What is expected :: Copy each line exactly.

Dataset ::
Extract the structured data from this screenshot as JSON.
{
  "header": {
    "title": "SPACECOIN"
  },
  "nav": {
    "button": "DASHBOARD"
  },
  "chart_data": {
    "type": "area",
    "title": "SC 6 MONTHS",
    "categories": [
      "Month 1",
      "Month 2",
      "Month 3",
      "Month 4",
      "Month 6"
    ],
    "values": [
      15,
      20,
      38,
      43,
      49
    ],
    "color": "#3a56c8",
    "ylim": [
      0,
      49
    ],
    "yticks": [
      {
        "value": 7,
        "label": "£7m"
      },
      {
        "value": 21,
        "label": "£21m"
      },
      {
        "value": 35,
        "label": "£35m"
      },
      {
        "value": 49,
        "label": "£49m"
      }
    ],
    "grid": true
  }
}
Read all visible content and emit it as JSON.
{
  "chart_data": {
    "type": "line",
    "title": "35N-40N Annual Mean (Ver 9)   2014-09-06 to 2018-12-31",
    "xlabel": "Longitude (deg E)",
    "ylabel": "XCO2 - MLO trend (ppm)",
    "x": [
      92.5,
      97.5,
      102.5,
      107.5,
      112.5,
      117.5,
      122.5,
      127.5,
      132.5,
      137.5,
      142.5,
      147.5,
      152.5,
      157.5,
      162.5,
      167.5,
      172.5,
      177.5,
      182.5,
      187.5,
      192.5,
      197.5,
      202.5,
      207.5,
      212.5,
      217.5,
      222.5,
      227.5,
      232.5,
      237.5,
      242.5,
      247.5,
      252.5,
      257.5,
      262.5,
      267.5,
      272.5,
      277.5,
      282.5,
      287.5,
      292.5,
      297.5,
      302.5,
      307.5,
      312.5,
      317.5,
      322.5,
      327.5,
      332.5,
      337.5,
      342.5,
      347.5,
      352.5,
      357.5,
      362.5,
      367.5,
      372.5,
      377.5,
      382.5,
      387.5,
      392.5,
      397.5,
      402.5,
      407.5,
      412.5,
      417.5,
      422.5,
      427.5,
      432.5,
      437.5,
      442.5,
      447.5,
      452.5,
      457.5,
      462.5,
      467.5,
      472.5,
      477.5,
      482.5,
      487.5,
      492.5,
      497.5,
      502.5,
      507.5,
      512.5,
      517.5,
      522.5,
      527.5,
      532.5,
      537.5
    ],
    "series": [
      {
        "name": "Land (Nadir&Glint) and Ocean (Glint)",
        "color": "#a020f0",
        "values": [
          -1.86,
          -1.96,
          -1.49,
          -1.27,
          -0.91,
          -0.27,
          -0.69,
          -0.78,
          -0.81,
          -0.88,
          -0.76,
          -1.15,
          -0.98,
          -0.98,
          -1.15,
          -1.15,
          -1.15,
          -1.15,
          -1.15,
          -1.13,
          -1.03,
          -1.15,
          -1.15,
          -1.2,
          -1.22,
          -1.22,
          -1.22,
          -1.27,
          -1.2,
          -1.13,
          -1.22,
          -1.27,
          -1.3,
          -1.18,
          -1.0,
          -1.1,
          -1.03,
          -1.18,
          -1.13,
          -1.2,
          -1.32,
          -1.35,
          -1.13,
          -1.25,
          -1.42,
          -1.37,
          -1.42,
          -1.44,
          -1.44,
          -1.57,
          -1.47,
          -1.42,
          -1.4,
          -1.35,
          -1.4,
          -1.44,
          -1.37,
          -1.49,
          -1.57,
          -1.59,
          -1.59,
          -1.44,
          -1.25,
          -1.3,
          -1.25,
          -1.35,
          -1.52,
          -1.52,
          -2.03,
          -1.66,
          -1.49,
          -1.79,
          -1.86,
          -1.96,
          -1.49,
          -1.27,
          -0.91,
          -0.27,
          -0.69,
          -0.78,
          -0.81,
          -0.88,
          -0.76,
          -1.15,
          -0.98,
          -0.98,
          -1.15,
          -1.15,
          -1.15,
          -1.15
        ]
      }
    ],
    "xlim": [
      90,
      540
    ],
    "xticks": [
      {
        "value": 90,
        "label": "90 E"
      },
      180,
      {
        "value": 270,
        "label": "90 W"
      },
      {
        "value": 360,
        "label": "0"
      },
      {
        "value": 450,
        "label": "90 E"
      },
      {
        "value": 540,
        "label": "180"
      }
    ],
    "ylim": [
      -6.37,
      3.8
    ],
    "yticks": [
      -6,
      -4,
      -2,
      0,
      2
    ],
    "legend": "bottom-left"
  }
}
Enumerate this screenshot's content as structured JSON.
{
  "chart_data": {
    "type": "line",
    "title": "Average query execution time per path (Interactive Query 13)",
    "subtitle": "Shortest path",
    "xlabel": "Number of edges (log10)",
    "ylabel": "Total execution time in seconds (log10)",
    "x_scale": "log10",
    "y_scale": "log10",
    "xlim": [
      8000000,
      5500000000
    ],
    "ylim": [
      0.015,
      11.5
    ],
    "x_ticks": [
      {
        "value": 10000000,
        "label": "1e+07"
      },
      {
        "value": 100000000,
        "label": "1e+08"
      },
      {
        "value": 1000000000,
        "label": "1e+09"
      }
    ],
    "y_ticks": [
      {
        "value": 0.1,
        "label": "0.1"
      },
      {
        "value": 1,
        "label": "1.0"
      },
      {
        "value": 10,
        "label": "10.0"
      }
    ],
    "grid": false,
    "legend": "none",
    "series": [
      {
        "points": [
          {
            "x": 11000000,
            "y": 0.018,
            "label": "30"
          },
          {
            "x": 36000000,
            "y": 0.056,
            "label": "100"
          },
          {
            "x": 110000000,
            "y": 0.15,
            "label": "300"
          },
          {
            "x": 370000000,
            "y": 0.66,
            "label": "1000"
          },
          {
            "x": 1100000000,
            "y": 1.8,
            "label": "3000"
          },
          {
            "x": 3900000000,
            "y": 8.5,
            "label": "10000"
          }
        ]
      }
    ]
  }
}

Answer in full ::
Extract the structured data from this screenshot as JSON.
{
  "header": {
    "title": "SPACECOIN"
  },
  "nav": {
    "button": "DASHBOARD"
  },
  "chart_data": {
    "type": "area",
    "title": "SC 6 MONTHS",
    "categories": [
      "Month 1",
      "Month 2",
      "Month 3",
      "Month 4",
      "Month 6"
    ],
    "values": [
      15,
      20,
      38,
      43,
      49
    ],
    "color": "#3a56c8",
    "ylim": [
      0,
      49
    ],
    "yticks": [
      {
        "value": 7,
        "label": "£7m"
      },
      {
        "value": 21,
        "label": "£21m"
      },
      {
        "value": 35,
        "label": "£35m"
      },
      {
        "value": 49,
        "label": "£49m"
      }
    ],
    "grid": true
  }
}
Read all visible content and emit it as JSON.
{
  "chart_data": {
    "type": "line",
    "title": "35N-40N Annual Mean (Ver 9)   2014-09-06 to 2018-12-31",
    "xlabel": "Longitude (deg E)",
    "ylabel": "XCO2 - MLO trend (ppm)",
    "x": [
      92.5,
      97.5,
      102.5,
      107.5,
      112.5,
      117.5,
      122.5,
      127.5,
      132.5,
      137.5,
      142.5,
      147.5,
      152.5,
      157.5,
      162.5,
      167.5,
      172.5,
      177.5,
      182.5,
      187.5,
      192.5,
      197.5,
      202.5,
      207.5,
      212.5,
      217.5,
      222.5,
      227.5,
      232.5,
      237.5,
      242.5,
      247.5,
      252.5,
      257.5,
      262.5,
      267.5,
      272.5,
      277.5,
      282.5,
      287.5,
      292.5,
      297.5,
      302.5,
      307.5,
      312.5,
      317.5,
      322.5,
      327.5,
      332.5,
      337.5,
      342.5,
      347.5,
      352.5,
      357.5,
      362.5,
      367.5,
      372.5,
      377.5,
      382.5,
      387.5,
      392.5,
      397.5,
      402.5,
      407.5,
      412.5,
      417.5,
      422.5,
      427.5,
      432.5,
      437.5,
      442.5,
      447.5,
      452.5,
      457.5,
      462.5,
      467.5,
      472.5,
      477.5,
      482.5,
      487.5,
      492.5,
      497.5,
      502.5,
      507.5,
      512.5,
      517.5,
      522.5,
      527.5,
      532.5,
      537.5
    ],
    "series": [
      {
        "name": "Land (Nadir&Glint) and Ocean (Glint)",
        "color": "#a020f0",
        "values": [
          -1.86,
          -1.96,
          -1.49,
          -1.27,
          -0.91,
          -0.27,
          -0.69,
          -0.78,
          -0.81,
          -0.88,
          -0.76,
          -1.15,
          -0.98,
          -0.98,
          -1.15,
          -1.15,
          -1.15,
          -1.15,
          -1.15,
          -1.13,
          -1.03,
          -1.15,
          -1.15,
          -1.2,
          -1.22,
          -1.22,
          -1.22,
          -1.27,
          -1.2,
          -1.13,
          -1.22,
          -1.27,
          -1.3,
          -1.18,
          -1.0,
          -1.1,
          -1.03,
          -1.18,
          -1.13,
          -1.2,
          -1.32,
          -1.35,
          -1.13,
          -1.25,
          -1.42,
          -1.37,
          -1.42,
          -1.44,
          -1.44,
          -1.57,
          -1.47,
          -1.42,
          -1.4,
          -1.35,
          -1.4,
          -1.44,
          -1.37,
          -1.49,
          -1.57,
          -1.59,
          -1.59,
          -1.44,
          -1.25,
          -1.3,
          -1.25,
          -1.35,
          -1.52,
          -1.52,
          -2.03,
          -1.66,
          -1.49,
          -1.79,
          -1.86,
          -1.96,
          -1.49,
          -1.27,
          -0.91,
          -0.27,
          -0.69,
          -0.78,
          -0.81,
          -0.88,
          -0.76,
          -1.15,
          -0.98,
          -0.98,
          -1.15,
          -1.15,
          -1.15,
          -1.15
        ]
      }
    ],
    "xlim": [
      90,
      540
    ],
    "xticks": [
      {
        "value": 90,
        "label": "90 E"
      },
      180,
      {
        "value": 270,
        "label": "90 W"
      },
      {
        "value": 360,
        "label": "0"
      },
      {
        "value": 450,
        "label": "90 E"
      },
      {
        "value": 540,
        "label": "180"
      }
    ],
    "ylim": [
      -6.37,
      3.8
    ],
    "yticks": [
      -6,
      -4,
      -2,
      0,
      2
    ],
    "legend": "bottom-left"
  }
}
Enumerate this screenshot's content as structured JSON.
{
  "chart_data": {
    "type": "line",
    "title": "Average query execution time per path (Interactive Query 13)",
    "subtitle": "Shortest path",
    "xlabel": "Number of edges (log10)",
    "ylabel": "Total execution time in seconds (log10)",
    "x_scale": "log10",
    "y_scale": "log10",
    "xlim": [
      8000000,
      5500000000
    ],
    "ylim": [
      0.015,
      11.5
    ],
    "x_ticks": [
      {
        "value": 10000000,
        "label": "1e+07"
      },
      {
        "value": 100000000,
        "label": "1e+08"
      },
      {
        "value": 1000000000,
        "label": "1e+09"
      }
    ],
    "y_ticks": [
      {
        "value": 0.1,
        "label": "0.1"
      },
      {
        "value": 1,
        "label": "1.0"
      },
      {
        "value": 10,
        "label": "10.0"
      }
    ],
    "grid": false,
    "legend": "none",
    "series": [
      {
        "points": [
          {
            "x": 11000000,
            "y": 0.018,
            "label": "30"
          },
          {
            "x": 36000000,
            "y": 0.056,
            "label": "100"
          },
          {
            "x": 110000000,
            "y": 0.15,
            "label": "300"
          },
          {
            "x": 370000000,
            "y": 0.66,
            "label": "1000"
          },
          {
            "x": 1100000000,
            "y": 1.8,
            "label": "3000"
          },
          {
            "x": 3900000000,
            "y": 8.5,
            "label": "10000"
          }
        ]
      }
    ]
  }
}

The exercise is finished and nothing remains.